→ **SHORT PROBLEM**:
Search the data for the word "způsobit". Reproduce every line where it is found.

======== MATERIAL SHOWN ========

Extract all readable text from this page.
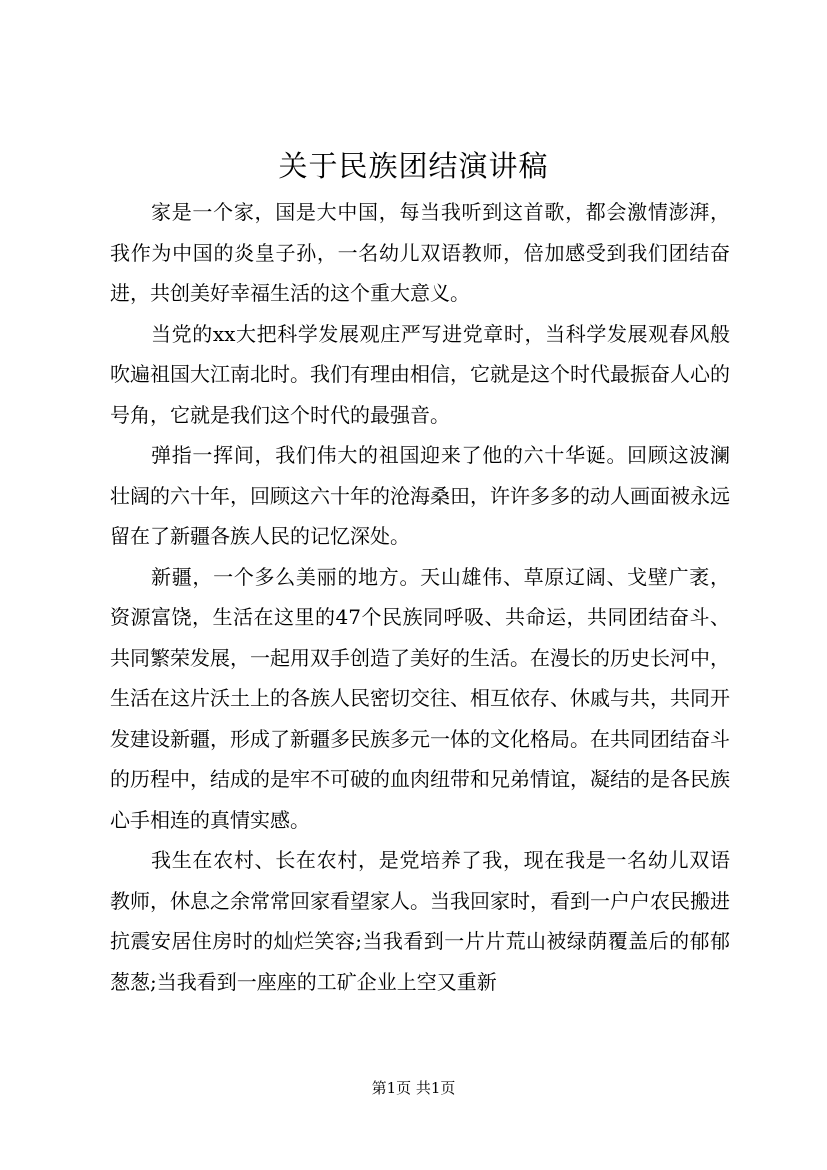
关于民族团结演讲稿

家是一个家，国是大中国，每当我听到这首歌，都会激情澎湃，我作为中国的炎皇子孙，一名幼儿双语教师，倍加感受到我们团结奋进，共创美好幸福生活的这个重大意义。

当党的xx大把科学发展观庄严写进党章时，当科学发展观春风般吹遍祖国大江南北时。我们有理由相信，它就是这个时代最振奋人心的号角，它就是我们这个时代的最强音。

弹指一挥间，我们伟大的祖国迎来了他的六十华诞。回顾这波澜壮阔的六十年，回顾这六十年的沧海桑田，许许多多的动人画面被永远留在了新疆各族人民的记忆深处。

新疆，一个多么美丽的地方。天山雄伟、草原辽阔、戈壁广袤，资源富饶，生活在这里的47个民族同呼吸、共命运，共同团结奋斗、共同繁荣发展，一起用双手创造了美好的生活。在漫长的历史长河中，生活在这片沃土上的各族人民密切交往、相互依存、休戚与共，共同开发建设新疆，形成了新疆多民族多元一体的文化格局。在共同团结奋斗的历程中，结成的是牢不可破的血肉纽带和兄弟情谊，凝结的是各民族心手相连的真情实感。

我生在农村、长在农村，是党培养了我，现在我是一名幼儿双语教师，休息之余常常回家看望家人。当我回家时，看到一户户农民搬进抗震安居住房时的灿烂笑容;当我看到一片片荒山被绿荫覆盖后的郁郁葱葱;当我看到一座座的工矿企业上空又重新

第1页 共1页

========
======== MATERIAL SHOWN ========

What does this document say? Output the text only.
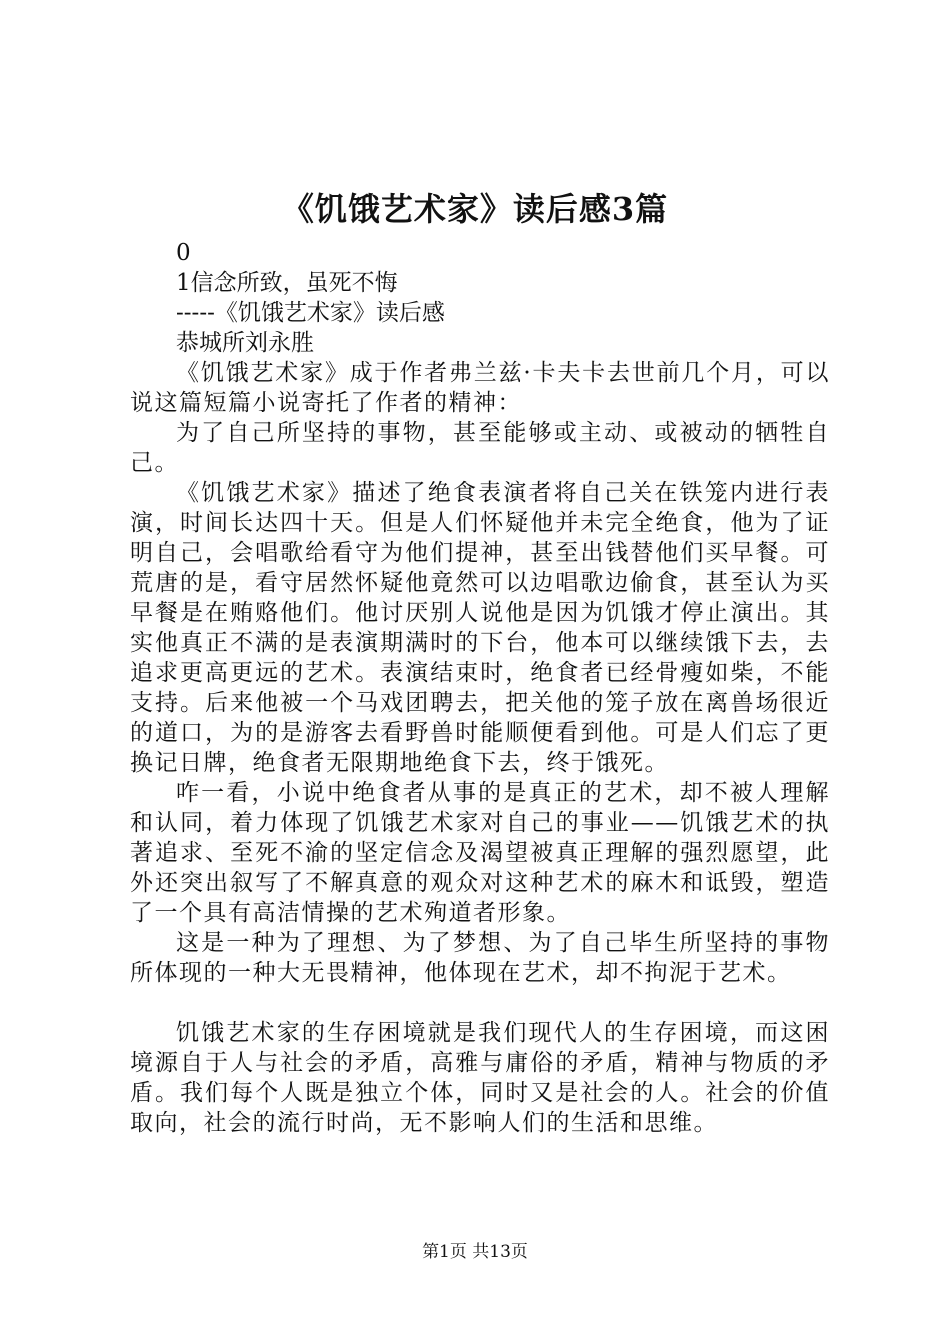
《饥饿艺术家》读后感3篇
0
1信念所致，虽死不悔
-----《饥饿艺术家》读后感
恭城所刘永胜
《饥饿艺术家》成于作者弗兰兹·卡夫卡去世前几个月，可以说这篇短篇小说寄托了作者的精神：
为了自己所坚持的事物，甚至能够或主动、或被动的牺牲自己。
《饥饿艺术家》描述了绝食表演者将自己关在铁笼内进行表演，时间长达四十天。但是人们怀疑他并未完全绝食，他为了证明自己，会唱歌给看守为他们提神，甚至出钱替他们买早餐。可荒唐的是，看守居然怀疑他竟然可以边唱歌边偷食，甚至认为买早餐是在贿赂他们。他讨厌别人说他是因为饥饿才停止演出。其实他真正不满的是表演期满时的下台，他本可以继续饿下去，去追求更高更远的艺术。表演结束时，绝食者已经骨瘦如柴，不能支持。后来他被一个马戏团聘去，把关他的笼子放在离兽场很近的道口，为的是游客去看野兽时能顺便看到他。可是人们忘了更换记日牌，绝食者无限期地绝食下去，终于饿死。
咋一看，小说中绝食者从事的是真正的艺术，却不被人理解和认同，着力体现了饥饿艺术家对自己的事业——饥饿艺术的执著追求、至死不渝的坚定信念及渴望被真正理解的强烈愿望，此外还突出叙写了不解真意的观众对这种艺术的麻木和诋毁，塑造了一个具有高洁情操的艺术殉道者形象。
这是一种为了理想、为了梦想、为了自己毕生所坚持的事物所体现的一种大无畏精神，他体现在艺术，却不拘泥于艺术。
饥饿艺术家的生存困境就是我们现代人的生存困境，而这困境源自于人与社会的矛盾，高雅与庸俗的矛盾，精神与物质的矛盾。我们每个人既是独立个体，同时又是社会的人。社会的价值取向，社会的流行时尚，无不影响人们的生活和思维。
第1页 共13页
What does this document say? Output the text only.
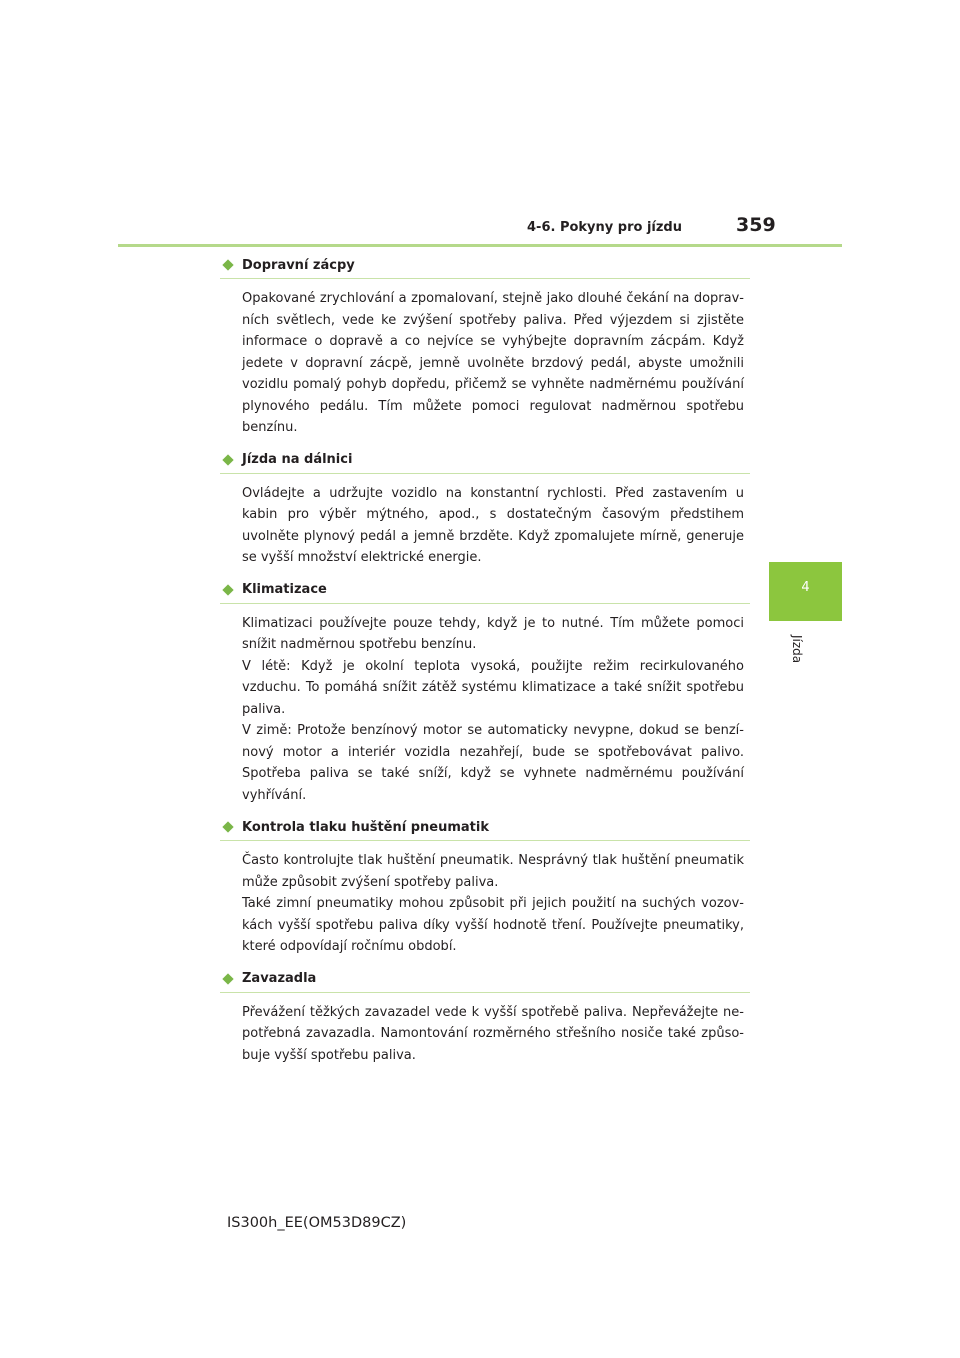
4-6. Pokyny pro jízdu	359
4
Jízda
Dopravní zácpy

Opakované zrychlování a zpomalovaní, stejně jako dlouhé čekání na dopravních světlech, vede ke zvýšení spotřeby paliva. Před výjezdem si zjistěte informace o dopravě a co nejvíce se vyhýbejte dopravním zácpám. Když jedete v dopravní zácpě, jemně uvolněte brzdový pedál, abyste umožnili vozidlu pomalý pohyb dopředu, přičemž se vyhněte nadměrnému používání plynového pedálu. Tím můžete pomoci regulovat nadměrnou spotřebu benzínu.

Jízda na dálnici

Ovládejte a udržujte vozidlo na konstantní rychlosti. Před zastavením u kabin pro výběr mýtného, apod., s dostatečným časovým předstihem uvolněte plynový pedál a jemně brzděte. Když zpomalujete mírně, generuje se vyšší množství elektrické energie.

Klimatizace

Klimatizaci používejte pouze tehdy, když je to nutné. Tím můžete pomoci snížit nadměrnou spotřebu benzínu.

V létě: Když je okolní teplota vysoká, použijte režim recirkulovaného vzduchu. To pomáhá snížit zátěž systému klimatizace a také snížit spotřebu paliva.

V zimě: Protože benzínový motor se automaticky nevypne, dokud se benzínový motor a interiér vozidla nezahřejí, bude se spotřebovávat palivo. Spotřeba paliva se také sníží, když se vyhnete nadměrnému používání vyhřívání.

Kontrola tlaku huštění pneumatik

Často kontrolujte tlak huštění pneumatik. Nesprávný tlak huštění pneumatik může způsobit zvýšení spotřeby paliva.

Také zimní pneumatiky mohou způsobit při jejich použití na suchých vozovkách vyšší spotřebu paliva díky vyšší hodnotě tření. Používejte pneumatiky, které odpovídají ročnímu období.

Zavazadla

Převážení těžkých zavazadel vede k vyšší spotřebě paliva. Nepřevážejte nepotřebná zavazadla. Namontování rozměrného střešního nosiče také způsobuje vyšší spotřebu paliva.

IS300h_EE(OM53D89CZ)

========

→ **RESULT FOR THIS TASK**:
Často kontrolujte tlak huštění pneumatik. Nesprávný tlak huštění pneumatik může způsobit zvýšení spotřeby paliva.
Také zimní pneumatiky mohou způsobit při jejich použití na suchých vozovkách vyšší spotřebu paliva díky vyšší hodnotě tření. Používejte pneumatiky, které odpovídají ročnímu období.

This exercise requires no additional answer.